[Stored dataset items]
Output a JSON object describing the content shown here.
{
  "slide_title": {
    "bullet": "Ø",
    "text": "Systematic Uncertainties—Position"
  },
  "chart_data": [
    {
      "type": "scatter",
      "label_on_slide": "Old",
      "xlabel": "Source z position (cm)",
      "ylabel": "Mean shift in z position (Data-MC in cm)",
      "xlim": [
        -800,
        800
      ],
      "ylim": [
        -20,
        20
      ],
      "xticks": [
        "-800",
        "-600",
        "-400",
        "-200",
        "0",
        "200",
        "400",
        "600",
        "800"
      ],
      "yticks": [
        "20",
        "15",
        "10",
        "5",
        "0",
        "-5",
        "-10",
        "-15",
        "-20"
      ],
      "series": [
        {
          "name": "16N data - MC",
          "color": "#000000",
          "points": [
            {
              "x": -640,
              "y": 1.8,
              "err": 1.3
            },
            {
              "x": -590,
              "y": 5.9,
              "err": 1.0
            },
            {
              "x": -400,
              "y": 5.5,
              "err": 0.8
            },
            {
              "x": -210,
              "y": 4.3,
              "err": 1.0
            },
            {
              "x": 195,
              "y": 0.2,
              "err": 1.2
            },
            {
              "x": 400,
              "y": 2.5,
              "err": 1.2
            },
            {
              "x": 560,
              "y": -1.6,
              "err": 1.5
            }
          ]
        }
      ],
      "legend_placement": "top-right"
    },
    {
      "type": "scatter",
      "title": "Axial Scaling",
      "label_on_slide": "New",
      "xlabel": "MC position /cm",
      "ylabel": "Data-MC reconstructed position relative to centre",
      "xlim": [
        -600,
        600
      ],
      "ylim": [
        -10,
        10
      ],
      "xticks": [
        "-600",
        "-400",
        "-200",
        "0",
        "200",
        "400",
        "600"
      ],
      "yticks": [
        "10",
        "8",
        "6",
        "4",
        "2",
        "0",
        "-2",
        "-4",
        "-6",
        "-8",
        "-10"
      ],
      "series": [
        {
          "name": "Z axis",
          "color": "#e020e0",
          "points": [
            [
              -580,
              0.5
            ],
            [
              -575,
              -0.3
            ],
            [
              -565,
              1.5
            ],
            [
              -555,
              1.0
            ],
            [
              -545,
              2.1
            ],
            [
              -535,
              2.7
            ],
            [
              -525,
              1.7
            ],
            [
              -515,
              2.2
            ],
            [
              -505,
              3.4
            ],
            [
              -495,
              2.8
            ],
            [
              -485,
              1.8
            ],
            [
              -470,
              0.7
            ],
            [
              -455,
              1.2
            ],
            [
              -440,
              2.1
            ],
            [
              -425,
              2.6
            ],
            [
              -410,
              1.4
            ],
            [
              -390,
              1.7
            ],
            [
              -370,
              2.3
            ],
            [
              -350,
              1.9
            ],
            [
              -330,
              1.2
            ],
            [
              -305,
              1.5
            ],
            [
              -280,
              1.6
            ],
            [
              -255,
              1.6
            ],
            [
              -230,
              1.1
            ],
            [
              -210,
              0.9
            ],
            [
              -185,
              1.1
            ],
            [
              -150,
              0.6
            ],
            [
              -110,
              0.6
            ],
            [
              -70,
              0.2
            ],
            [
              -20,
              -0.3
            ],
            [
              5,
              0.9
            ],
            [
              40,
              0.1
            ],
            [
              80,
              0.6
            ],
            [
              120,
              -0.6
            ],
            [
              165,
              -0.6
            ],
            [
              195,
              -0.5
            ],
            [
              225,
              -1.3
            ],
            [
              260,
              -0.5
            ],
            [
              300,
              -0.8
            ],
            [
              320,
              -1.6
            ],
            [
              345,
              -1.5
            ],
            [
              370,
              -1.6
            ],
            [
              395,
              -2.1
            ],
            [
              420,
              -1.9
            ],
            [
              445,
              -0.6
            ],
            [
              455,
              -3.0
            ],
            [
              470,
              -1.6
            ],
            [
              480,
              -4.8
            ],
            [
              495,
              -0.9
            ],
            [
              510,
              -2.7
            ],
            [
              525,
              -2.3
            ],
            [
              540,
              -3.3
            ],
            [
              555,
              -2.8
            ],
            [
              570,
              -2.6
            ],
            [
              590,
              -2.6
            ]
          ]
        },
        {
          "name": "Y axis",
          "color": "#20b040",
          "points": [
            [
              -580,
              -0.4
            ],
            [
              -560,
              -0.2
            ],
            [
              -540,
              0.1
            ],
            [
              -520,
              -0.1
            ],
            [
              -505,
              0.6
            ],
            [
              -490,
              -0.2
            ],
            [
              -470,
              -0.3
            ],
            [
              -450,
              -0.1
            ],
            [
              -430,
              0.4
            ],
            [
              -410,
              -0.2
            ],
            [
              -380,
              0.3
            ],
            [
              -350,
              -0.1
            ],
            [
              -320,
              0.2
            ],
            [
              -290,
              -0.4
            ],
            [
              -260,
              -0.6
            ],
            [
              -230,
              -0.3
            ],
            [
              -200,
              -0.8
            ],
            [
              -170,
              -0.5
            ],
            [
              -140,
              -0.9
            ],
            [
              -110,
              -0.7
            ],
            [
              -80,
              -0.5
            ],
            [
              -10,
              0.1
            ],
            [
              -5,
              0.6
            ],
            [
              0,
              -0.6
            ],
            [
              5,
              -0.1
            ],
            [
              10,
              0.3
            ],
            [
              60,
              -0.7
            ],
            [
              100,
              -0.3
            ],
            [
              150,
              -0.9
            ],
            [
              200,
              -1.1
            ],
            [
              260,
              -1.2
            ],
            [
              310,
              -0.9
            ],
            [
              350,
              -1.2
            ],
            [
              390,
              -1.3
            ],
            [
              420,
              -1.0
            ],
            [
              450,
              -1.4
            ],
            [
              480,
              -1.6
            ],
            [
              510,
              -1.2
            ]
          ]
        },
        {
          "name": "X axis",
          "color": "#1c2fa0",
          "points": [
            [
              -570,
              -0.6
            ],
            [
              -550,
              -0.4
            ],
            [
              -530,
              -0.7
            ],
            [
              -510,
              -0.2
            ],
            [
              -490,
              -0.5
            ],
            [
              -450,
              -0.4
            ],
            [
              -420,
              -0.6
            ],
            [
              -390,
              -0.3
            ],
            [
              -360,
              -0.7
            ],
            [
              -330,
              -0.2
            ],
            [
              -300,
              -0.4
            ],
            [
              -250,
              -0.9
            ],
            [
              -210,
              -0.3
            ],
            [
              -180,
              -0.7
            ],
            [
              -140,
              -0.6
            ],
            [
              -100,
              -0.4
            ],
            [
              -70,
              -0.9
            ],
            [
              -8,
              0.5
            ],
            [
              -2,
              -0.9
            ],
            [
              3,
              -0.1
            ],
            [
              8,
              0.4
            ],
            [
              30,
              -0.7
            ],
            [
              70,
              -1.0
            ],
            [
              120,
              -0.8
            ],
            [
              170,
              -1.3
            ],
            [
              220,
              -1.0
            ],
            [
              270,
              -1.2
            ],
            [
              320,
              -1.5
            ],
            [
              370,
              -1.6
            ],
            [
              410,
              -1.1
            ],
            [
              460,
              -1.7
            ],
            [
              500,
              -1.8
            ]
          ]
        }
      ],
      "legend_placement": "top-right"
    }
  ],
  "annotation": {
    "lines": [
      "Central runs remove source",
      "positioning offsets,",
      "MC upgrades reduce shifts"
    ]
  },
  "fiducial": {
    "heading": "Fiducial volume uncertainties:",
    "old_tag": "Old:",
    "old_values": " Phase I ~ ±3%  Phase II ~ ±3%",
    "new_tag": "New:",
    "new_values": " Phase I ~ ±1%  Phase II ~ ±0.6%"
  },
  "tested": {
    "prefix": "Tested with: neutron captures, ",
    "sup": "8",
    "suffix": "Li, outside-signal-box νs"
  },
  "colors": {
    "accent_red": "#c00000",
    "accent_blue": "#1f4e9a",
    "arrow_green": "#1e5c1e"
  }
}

### Problem description
Copy the entries above exactly, leaving none out.

### Written solution
Output a JSON object describing the content shown here.
{
  "slide_title": {
    "bullet": "Ø",
    "text": "Systematic Uncertainties—Position"
  },
  "chart_data": [
    {
      "type": "scatter",
      "label_on_slide": "Old",
      "xlabel": "Source z position (cm)",
      "ylabel": "Mean shift in z position (Data-MC in cm)",
      "xlim": [
        -800,
        800
      ],
      "ylim": [
        -20,
        20
      ],
      "xticks": [
        "-800",
        "-600",
        "-400",
        "-200",
        "0",
        "200",
        "400",
        "600",
        "800"
      ],
      "yticks": [
        "20",
        "15",
        "10",
        "5",
        "0",
        "-5",
        "-10",
        "-15",
        "-20"
      ],
      "series": [
        {
          "name": "16N data - MC",
          "color": "#000000",
          "points": [
            {
              "x": -640,
              "y": 1.8,
              "err": 1.3
            },
            {
              "x": -590,
              "y": 5.9,
              "err": 1.0
            },
            {
              "x": -400,
              "y": 5.5,
              "err": 0.8
            },
            {
              "x": -210,
              "y": 4.3,
              "err": 1.0
            },
            {
              "x": 195,
              "y": 0.2,
              "err": 1.2
            },
            {
              "x": 400,
              "y": 2.5,
              "err": 1.2
            },
            {
              "x": 560,
              "y": -1.6,
              "err": 1.5
            }
          ]
        }
      ],
      "legend_placement": "top-right"
    },
    {
      "type": "scatter",
      "title": "Axial Scaling",
      "label_on_slide": "New",
      "xlabel": "MC position /cm",
      "ylabel": "Data-MC reconstructed position relative to centre",
      "xlim": [
        -600,
        600
      ],
      "ylim": [
        -10,
        10
      ],
      "xticks": [
        "-600",
        "-400",
        "-200",
        "0",
        "200",
        "400",
        "600"
      ],
      "yticks": [
        "10",
        "8",
        "6",
        "4",
        "2",
        "0",
        "-2",
        "-4",
        "-6",
        "-8",
        "-10"
      ],
      "series": [
        {
          "name": "Z axis",
          "color": "#e020e0",
          "points": [
            [
              -580,
              0.5
            ],
            [
              -575,
              -0.3
            ],
            [
              -565,
              1.5
            ],
            [
              -555,
              1.0
            ],
            [
              -545,
              2.1
            ],
            [
              -535,
              2.7
            ],
            [
              -525,
              1.7
            ],
            [
              -515,
              2.2
            ],
            [
              -505,
              3.4
            ],
            [
              -495,
              2.8
            ],
            [
              -485,
              1.8
            ],
            [
              -470,
              0.7
            ],
            [
              -455,
              1.2
            ],
            [
              -440,
              2.1
            ],
            [
              -425,
              2.6
            ],
            [
              -410,
              1.4
            ],
            [
              -390,
              1.7
            ],
            [
              -370,
              2.3
            ],
            [
              -350,
              1.9
            ],
            [
              -330,
              1.2
            ],
            [
              -305,
              1.5
            ],
            [
              -280,
              1.6
            ],
            [
              -255,
              1.6
            ],
            [
              -230,
              1.1
            ],
            [
              -210,
              0.9
            ],
            [
              -185,
              1.1
            ],
            [
              -150,
              0.6
            ],
            [
              -110,
              0.6
            ],
            [
              -70,
              0.2
            ],
            [
              -20,
              -0.3
            ],
            [
              5,
              0.9
            ],
            [
              40,
              0.1
            ],
            [
              80,
              0.6
            ],
            [
              120,
              -0.6
            ],
            [
              165,
              -0.6
            ],
            [
              195,
              -0.5
            ],
            [
              225,
              -1.3
            ],
            [
              260,
              -0.5
            ],
            [
              300,
              -0.8
            ],
            [
              320,
              -1.6
            ],
            [
              345,
              -1.5
            ],
            [
              370,
              -1.6
            ],
            [
              395,
              -2.1
            ],
            [
              420,
              -1.9
            ],
            [
              445,
              -0.6
            ],
            [
              455,
              -3.0
            ],
            [
              470,
              -1.6
            ],
            [
              480,
              -4.8
            ],
            [
              495,
              -0.9
            ],
            [
              510,
              -2.7
            ],
            [
              525,
              -2.3
            ],
            [
              540,
              -3.3
            ],
            [
              555,
              -2.8
            ],
            [
              570,
              -2.6
            ],
            [
              590,
              -2.6
            ]
          ]
        },
        {
          "name": "Y axis",
          "color": "#20b040",
          "points": [
            [
              -580,
              -0.4
            ],
            [
              -560,
              -0.2
            ],
            [
              -540,
              0.1
            ],
            [
              -520,
              -0.1
            ],
            [
              -505,
              0.6
            ],
            [
              -490,
              -0.2
            ],
            [
              -470,
              -0.3
            ],
            [
              -450,
              -0.1
            ],
            [
              -430,
              0.4
            ],
            [
              -410,
              -0.2
            ],
            [
              -380,
              0.3
            ],
            [
              -350,
              -0.1
            ],
            [
              -320,
              0.2
            ],
            [
              -290,
              -0.4
            ],
            [
              -260,
              -0.6
            ],
            [
              -230,
              -0.3
            ],
            [
              -200,
              -0.8
            ],
            [
              -170,
              -0.5
            ],
            [
              -140,
              -0.9
            ],
            [
              -110,
              -0.7
            ],
            [
              -80,
              -0.5
            ],
            [
              -10,
              0.1
            ],
            [
              -5,
              0.6
            ],
            [
              0,
              -0.6
            ],
            [
              5,
              -0.1
            ],
            [
              10,
              0.3
            ],
            [
              60,
              -0.7
            ],
            [
              100,
              -0.3
            ],
            [
              150,
              -0.9
            ],
            [
              200,
              -1.1
            ],
            [
              260,
              -1.2
            ],
            [
              310,
              -0.9
            ],
            [
              350,
              -1.2
            ],
            [
              390,
              -1.3
            ],
            [
              420,
              -1.0
            ],
            [
              450,
              -1.4
            ],
            [
              480,
              -1.6
            ],
            [
              510,
              -1.2
            ]
          ]
        },
        {
          "name": "X axis",
          "color": "#1c2fa0",
          "points": [
            [
              -570,
              -0.6
            ],
            [
              -550,
              -0.4
            ],
            [
              -530,
              -0.7
            ],
            [
              -510,
              -0.2
            ],
            [
              -490,
              -0.5
            ],
            [
              -450,
              -0.4
            ],
            [
              -420,
              -0.6
            ],
            [
              -390,
              -0.3
            ],
            [
              -360,
              -0.7
            ],
            [
              -330,
              -0.2
            ],
            [
              -300,
              -0.4
            ],
            [
              -250,
              -0.9
            ],
            [
              -210,
              -0.3
            ],
            [
              -180,
              -0.7
            ],
            [
              -140,
              -0.6
            ],
            [
              -100,
              -0.4
            ],
            [
              -70,
              -0.9
            ],
            [
              -8,
              0.5
            ],
            [
              -2,
              -0.9
            ],
            [
              3,
              -0.1
            ],
            [
              8,
              0.4
            ],
            [
              30,
              -0.7
            ],
            [
              70,
              -1.0
            ],
            [
              120,
              -0.8
            ],
            [
              170,
              -1.3
            ],
            [
              220,
              -1.0
            ],
            [
              270,
              -1.2
            ],
            [
              320,
              -1.5
            ],
            [
              370,
              -1.6
            ],
            [
              410,
              -1.1
            ],
            [
              460,
              -1.7
            ],
            [
              500,
              -1.8
            ]
          ]
        }
      ],
      "legend_placement": "top-right"
    }
  ],
  "annotation": {
    "lines": [
      "Central runs remove source",
      "positioning offsets,",
      "MC upgrades reduce shifts"
    ]
  },
  "fiducial": {
    "heading": "Fiducial volume uncertainties:",
    "old_tag": "Old:",
    "old_values": " Phase I ~ ±3%  Phase II ~ ±3%",
    "new_tag": "New:",
    "new_values": " Phase I ~ ±1%  Phase II ~ ±0.6%"
  },
  "tested": {
    "prefix": "Tested with: neutron captures, ",
    "sup": "8",
    "suffix": "Li, outside-signal-box νs"
  },
  "colors": {
    "accent_red": "#c00000",
    "accent_blue": "#1f4e9a",
    "arrow_green": "#1e5c1e"
  }
}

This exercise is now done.